• Goal:
Without including any images, repeat the data exactly.

• Material:
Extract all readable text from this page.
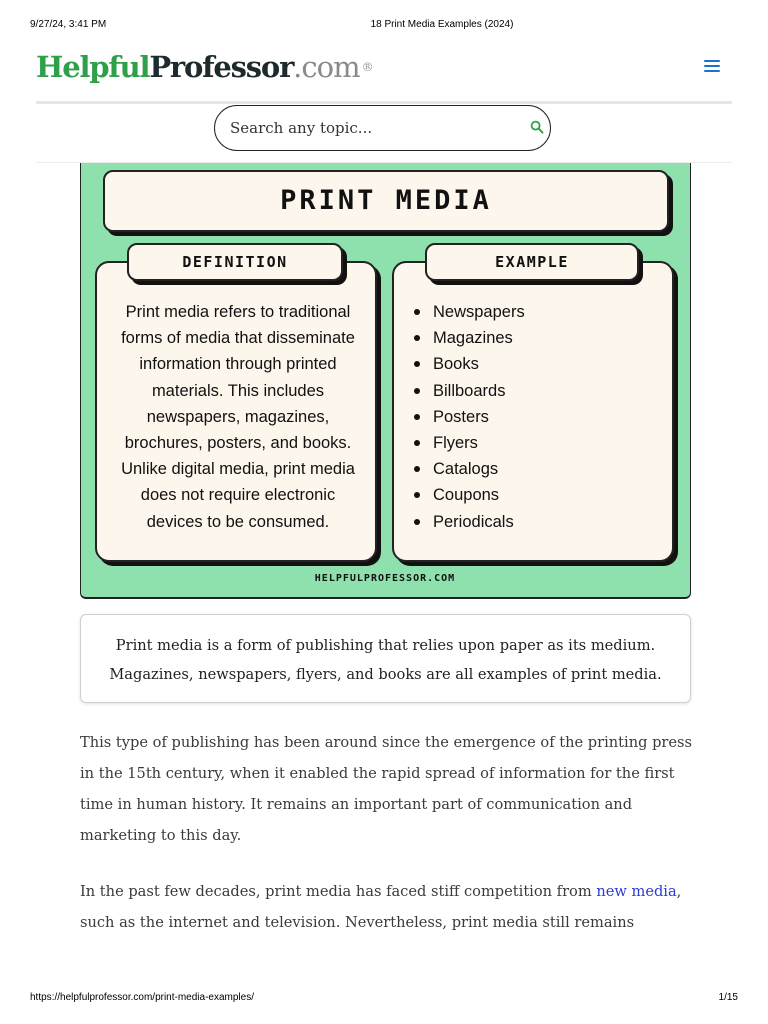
9/27/24, 3:41 PM	18 Print Media Examples (2024)
HelpfulProfessor.com ®
Search any topic...
PRINT MEDIA
Print media refers to traditional
forms of media that disseminate
information through printed
materials. This includes
newspapers, magazines,
brochures, posters, and books.
Unlike digital media, print media
does not require electronic
devices to be consumed.
DEFINITION
Newspapers
Magazines
Books
Billboards
Posters
Flyers
Catalogs
Coupons
Periodicals
EXAMPLE
HELPFULPROFESSOR.COM
Print media is a form of publishing that relies upon paper as its medium.
Magazines, newspapers, flyers, and books are all examples of print media.
This type of publishing has been around since the emergence of the printing press
in the 15th century, when it enabled the rapid spread of information for the first
time in human history. It remains an important part of communication and
marketing to this day.
In the past few decades, print media has faced stiff competition from new media,
such as the internet and television. Nevertheless, print media still remains
https://helpfulprofessor.com/print-media-examples/	1/15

• Final answer:
Extract all readable text from this page.
9/27/24, 3:41 PM	18 Print Media Examples (2024)
HelpfulProfessor.com ®
Search any topic...
PRINT MEDIA
Print media refers to traditional
forms of media that disseminate
information through printed
materials. This includes
newspapers, magazines,
brochures, posters, and books.
Unlike digital media, print media
does not require electronic
devices to be consumed.
DEFINITION
Newspapers
Magazines
Books
Billboards
Posters
Flyers
Catalogs
Coupons
Periodicals
EXAMPLE
HELPFULPROFESSOR.COM
Print media is a form of publishing that relies upon paper as its medium.
Magazines, newspapers, flyers, and books are all examples of print media.
This type of publishing has been around since the emergence of the printing press
in the 15th century, when it enabled the rapid spread of information for the first
time in human history. It remains an important part of communication and
marketing to this day.
In the past few decades, print media has faced stiff competition from new media,
such as the internet and television. Nevertheless, print media still remains
https://helpfulprofessor.com/print-media-examples/	1/15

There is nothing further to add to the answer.